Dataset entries
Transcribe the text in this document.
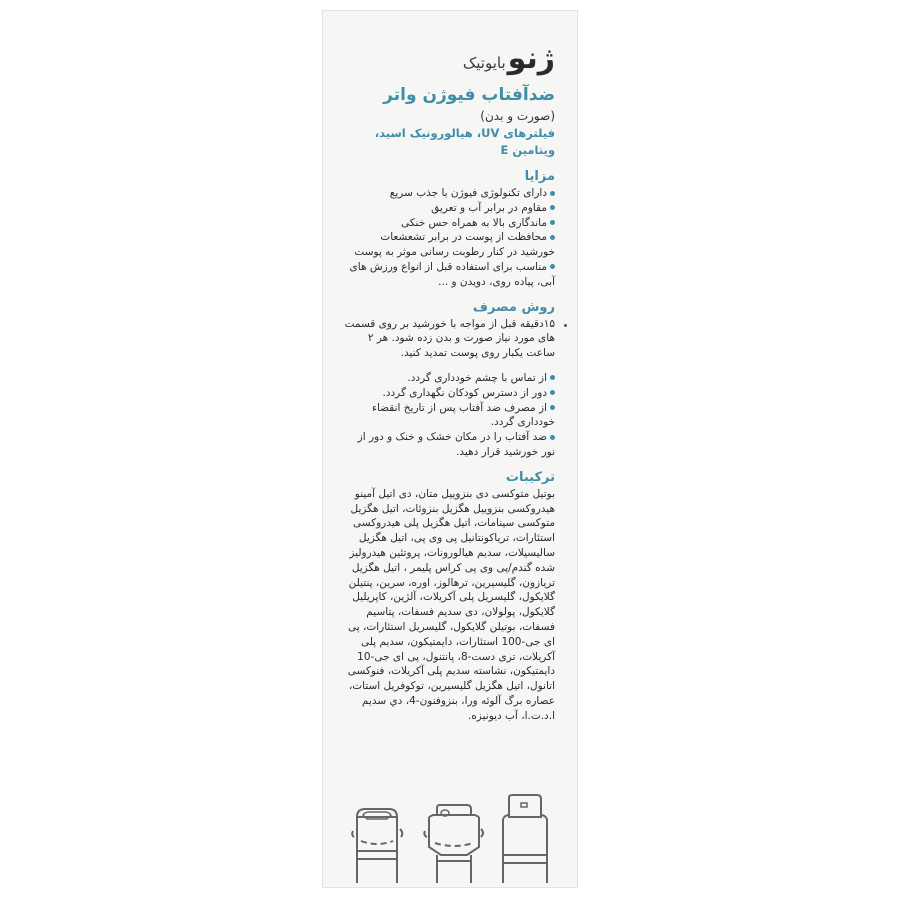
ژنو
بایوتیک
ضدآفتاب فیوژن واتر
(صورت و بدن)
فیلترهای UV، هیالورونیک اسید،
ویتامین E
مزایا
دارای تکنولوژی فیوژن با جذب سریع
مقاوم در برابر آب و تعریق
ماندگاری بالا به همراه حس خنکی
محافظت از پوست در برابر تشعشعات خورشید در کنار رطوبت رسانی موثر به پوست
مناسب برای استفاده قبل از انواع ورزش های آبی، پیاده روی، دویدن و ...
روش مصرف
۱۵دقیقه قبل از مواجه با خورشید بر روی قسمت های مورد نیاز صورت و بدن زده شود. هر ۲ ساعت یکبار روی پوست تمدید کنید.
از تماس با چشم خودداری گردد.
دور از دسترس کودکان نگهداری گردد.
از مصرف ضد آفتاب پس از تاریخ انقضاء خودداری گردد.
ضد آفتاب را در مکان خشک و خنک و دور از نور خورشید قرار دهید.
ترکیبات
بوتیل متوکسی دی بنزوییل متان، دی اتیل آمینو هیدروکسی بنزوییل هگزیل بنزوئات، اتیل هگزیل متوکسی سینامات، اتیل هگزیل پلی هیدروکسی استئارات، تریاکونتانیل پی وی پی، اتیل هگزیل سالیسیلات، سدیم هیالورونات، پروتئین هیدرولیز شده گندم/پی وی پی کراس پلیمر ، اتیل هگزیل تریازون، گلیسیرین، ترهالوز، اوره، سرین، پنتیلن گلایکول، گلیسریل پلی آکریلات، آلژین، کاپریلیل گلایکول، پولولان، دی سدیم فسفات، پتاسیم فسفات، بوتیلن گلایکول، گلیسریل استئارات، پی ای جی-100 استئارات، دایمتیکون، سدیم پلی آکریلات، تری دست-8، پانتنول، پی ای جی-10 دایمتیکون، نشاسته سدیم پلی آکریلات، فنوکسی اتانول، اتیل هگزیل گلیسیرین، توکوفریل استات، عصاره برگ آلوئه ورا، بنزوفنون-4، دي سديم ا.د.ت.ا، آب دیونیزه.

» **Directive**: Set down the material exactly, every line of it, except for the pictures.

» **Problem solution**:
Transcribe the text in this document.
ژنو
بایوتیک
ضدآفتاب فیوژن واتر
(صورت و بدن)
فیلترهای UV، هیالورونیک اسید،
ویتامین E
مزایا
دارای تکنولوژی فیوژن با جذب سریع
مقاوم در برابر آب و تعریق
ماندگاری بالا به همراه حس خنکی
محافظت از پوست در برابر تشعشعات خورشید در کنار رطوبت رسانی موثر به پوست
مناسب برای استفاده قبل از انواع ورزش های آبی، پیاده روی، دویدن و ...
روش مصرف
۱۵دقیقه قبل از مواجه با خورشید بر روی قسمت های مورد نیاز صورت و بدن زده شود. هر ۲ ساعت یکبار روی پوست تمدید کنید.
از تماس با چشم خودداری گردد.
دور از دسترس کودکان نگهداری گردد.
از مصرف ضد آفتاب پس از تاریخ انقضاء خودداری گردد.
ضد آفتاب را در مکان خشک و خنک و دور از نور خورشید قرار دهید.
ترکیبات
بوتیل متوکسی دی بنزوییل متان، دی اتیل آمینو هیدروکسی بنزوییل هگزیل بنزوئات، اتیل هگزیل متوکسی سینامات، اتیل هگزیل پلی هیدروکسی استئارات، تریاکونتانیل پی وی پی، اتیل هگزیل سالیسیلات، سدیم هیالورونات، پروتئین هیدرولیز شده گندم/پی وی پی کراس پلیمر ، اتیل هگزیل تریازون، گلیسیرین، ترهالوز، اوره، سرین، پنتیلن گلایکول، گلیسریل پلی آکریلات، آلژین، کاپریلیل گلایکول، پولولان، دی سدیم فسفات، پتاسیم فسفات، بوتیلن گلایکول، گلیسریل استئارات، پی ای جی-100 استئارات، دایمتیکون، سدیم پلی آکریلات، تری دست-8، پانتنول، پی ای جی-10 دایمتیکون، نشاسته سدیم پلی آکریلات، فنوکسی اتانول، اتیل هگزیل گلیسیرین، توکوفریل استات، عصاره برگ آلوئه ورا، بنزوفنون-4، دي سديم ا.د.ت.ا، آب دیونیزه.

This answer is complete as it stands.